YOUR TASK: Copy out every one of these entries with each "candle-body" swapped for "bar-body", keeping everything else the same, and leave out the pictures.

PROVIDED DATA:

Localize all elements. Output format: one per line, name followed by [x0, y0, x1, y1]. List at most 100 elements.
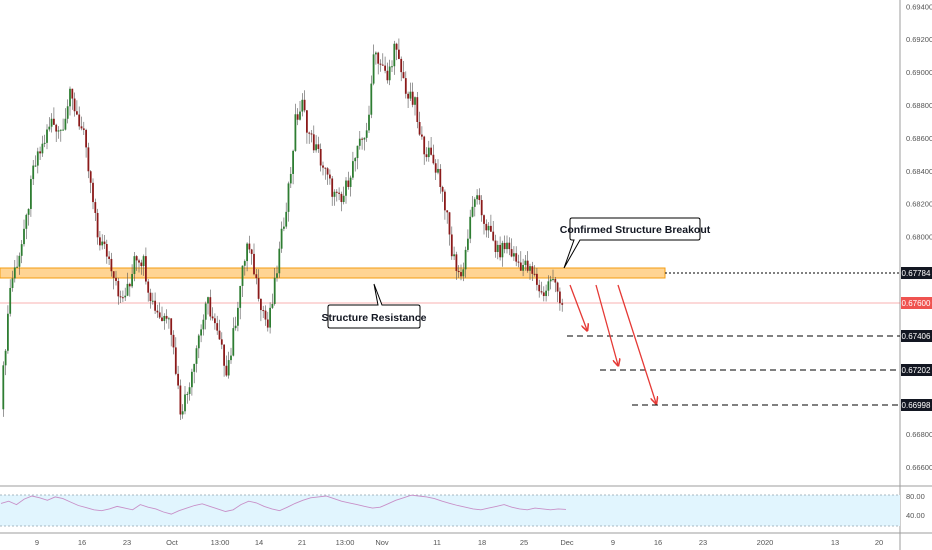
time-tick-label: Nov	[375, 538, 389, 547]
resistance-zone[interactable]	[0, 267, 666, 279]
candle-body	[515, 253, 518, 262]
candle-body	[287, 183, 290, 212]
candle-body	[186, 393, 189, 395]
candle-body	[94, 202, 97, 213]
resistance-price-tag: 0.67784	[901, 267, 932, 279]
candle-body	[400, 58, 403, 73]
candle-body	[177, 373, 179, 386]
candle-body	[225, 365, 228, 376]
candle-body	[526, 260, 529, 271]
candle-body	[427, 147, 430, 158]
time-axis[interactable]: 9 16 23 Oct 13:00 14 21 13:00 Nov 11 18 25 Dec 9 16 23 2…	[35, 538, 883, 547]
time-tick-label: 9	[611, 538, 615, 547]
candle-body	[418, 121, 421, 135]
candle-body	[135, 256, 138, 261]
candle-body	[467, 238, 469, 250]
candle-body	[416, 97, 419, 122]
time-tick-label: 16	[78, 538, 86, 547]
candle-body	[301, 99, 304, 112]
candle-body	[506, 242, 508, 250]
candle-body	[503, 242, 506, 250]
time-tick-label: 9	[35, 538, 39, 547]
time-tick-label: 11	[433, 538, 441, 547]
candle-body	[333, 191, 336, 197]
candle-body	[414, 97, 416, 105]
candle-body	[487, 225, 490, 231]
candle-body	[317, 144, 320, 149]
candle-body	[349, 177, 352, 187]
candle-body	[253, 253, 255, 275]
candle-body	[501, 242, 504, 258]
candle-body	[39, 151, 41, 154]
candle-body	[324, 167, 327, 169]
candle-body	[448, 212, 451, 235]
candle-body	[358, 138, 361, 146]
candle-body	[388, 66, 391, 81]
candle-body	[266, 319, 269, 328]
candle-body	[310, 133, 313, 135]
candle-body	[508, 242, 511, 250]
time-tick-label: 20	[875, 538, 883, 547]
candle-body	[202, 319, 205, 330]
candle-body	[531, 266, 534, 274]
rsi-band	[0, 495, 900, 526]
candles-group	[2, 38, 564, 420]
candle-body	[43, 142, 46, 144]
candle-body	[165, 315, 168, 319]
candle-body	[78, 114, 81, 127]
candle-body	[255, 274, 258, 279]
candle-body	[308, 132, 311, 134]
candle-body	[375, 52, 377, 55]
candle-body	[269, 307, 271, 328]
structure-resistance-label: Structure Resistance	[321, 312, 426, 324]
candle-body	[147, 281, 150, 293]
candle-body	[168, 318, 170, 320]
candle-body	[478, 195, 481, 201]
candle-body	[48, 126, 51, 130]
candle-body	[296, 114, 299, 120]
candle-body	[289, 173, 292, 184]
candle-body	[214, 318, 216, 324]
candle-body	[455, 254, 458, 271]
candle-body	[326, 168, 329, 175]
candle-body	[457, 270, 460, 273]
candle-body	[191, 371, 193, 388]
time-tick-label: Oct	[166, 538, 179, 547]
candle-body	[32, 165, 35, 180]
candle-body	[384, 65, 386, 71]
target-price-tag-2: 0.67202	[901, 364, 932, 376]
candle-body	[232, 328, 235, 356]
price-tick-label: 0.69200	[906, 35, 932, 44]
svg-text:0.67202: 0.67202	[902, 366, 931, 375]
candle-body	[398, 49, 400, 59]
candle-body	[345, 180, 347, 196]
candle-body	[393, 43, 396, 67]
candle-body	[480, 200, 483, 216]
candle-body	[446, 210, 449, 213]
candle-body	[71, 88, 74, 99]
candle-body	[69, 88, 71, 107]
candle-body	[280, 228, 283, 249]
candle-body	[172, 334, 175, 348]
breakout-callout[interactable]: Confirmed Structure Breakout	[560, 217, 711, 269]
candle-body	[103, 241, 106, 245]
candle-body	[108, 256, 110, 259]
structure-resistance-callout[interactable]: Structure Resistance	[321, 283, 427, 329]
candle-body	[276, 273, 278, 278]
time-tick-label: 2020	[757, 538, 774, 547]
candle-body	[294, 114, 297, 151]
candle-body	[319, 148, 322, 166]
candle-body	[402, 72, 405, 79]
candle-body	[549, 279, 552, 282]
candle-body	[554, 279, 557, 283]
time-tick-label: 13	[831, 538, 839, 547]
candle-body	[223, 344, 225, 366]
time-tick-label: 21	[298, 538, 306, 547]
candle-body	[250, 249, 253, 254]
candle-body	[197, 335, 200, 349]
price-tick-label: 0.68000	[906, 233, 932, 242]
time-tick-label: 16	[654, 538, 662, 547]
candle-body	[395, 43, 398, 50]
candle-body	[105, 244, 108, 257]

EXPECTED OUTPUT:
Localize all elements. Output format: one per line, name followed by [x0, y0, x1, y1]. List at most 100 elements.
time-tick-label: Nov	[375, 538, 389, 547]
resistance-zone[interactable]	[0, 267, 666, 279]
bar-body	[515, 253, 518, 262]
bar-body	[287, 183, 290, 212]
bar-body	[186, 393, 189, 395]
bar-body	[94, 202, 97, 213]
resistance-price-tag: 0.67784	[901, 267, 932, 279]
bar-body	[400, 58, 403, 73]
bar-body	[177, 373, 179, 386]
bar-body	[225, 365, 228, 376]
bar-body	[526, 260, 529, 271]
bar-body	[427, 147, 430, 158]
time-axis[interactable]: 9 16 23 Oct 13:00 14 21 13:00 Nov 11 18 25 Dec 9 16 23 2…	[35, 538, 883, 547]
time-tick-label: 9	[611, 538, 615, 547]
bar-body	[418, 121, 421, 135]
bar-body	[135, 256, 138, 261]
bar-body	[467, 238, 469, 250]
bar-body	[416, 97, 419, 122]
time-tick-label: 16	[78, 538, 86, 547]
bar-body	[301, 99, 304, 112]
bar-body	[506, 242, 508, 250]
bar-body	[503, 242, 506, 250]
time-tick-label: 9	[35, 538, 39, 547]
time-tick-label: 11	[433, 538, 441, 547]
bar-body	[333, 191, 336, 197]
bar-body	[414, 97, 416, 105]
bar-body	[487, 225, 490, 231]
bar-body	[317, 144, 320, 149]
bar-body	[349, 177, 352, 187]
bar-body	[253, 253, 255, 275]
bar-body	[501, 242, 504, 258]
bar-body	[39, 151, 41, 154]
bar-body	[324, 167, 327, 169]
bar-body	[448, 212, 451, 235]
bar-body	[358, 138, 361, 146]
bar-body	[388, 66, 391, 81]
bar-body	[266, 319, 269, 328]
bar-body	[310, 133, 313, 135]
bar-body	[508, 242, 511, 250]
time-tick-label: 20	[875, 538, 883, 547]
bar-body	[202, 319, 205, 330]
bar-body	[531, 266, 534, 274]
rsi-band	[0, 495, 900, 526]
candles-group	[2, 38, 564, 420]
bar-body	[43, 142, 46, 144]
bar-body	[165, 315, 168, 319]
bar-body	[78, 114, 81, 127]
bar-body	[255, 274, 258, 279]
bar-body	[308, 132, 311, 134]
bar-body	[375, 52, 377, 55]
bar-body	[269, 307, 271, 328]
structure-resistance-label: Structure Resistance	[321, 312, 426, 324]
bar-body	[147, 281, 150, 293]
bar-body	[168, 318, 170, 320]
bar-body	[478, 195, 481, 201]
bar-body	[48, 126, 51, 130]
bar-body	[296, 114, 299, 120]
bar-body	[289, 173, 292, 184]
bar-body	[214, 318, 216, 324]
bar-body	[455, 254, 458, 271]
bar-body	[326, 168, 329, 175]
bar-body	[457, 270, 460, 273]
bar-body	[191, 371, 193, 388]
time-tick-label: Oct	[166, 538, 179, 547]
bar-body	[32, 165, 35, 180]
bar-body	[384, 65, 386, 71]
target-price-tag-2: 0.67202	[901, 364, 932, 376]
bar-body	[232, 328, 235, 356]
price-tick-label: 0.69200	[906, 35, 932, 44]
svg-text:0.67202: 0.67202	[902, 366, 931, 375]
bar-body	[398, 49, 400, 59]
bar-body	[345, 180, 347, 196]
bar-body	[393, 43, 396, 67]
bar-body	[480, 200, 483, 216]
bar-body	[446, 210, 449, 213]
bar-body	[71, 88, 74, 99]
bar-body	[69, 88, 71, 107]
bar-body	[280, 228, 283, 249]
bar-body	[172, 334, 175, 348]
breakout-callout[interactable]: Confirmed Structure Breakout	[560, 217, 711, 269]
bar-body	[103, 241, 106, 245]
bar-body	[108, 256, 110, 259]
structure-resistance-callout[interactable]: Structure Resistance	[321, 283, 427, 329]
bar-body	[276, 273, 278, 278]
time-tick-label: 2020	[757, 538, 774, 547]
bar-body	[294, 114, 297, 151]
bar-body	[319, 148, 322, 166]
bar-body	[402, 72, 405, 79]
bar-body	[549, 279, 552, 282]
bar-body	[554, 279, 557, 283]
time-tick-label: 13	[831, 538, 839, 547]
bar-body	[223, 344, 225, 366]
time-tick-label: 21	[298, 538, 306, 547]
bar-body	[250, 249, 253, 254]
bar-body	[197, 335, 200, 349]
price-tick-label: 0.68000	[906, 233, 932, 242]
time-tick-label: 16	[654, 538, 662, 547]
bar-body	[395, 43, 398, 50]
bar-body	[105, 244, 108, 257]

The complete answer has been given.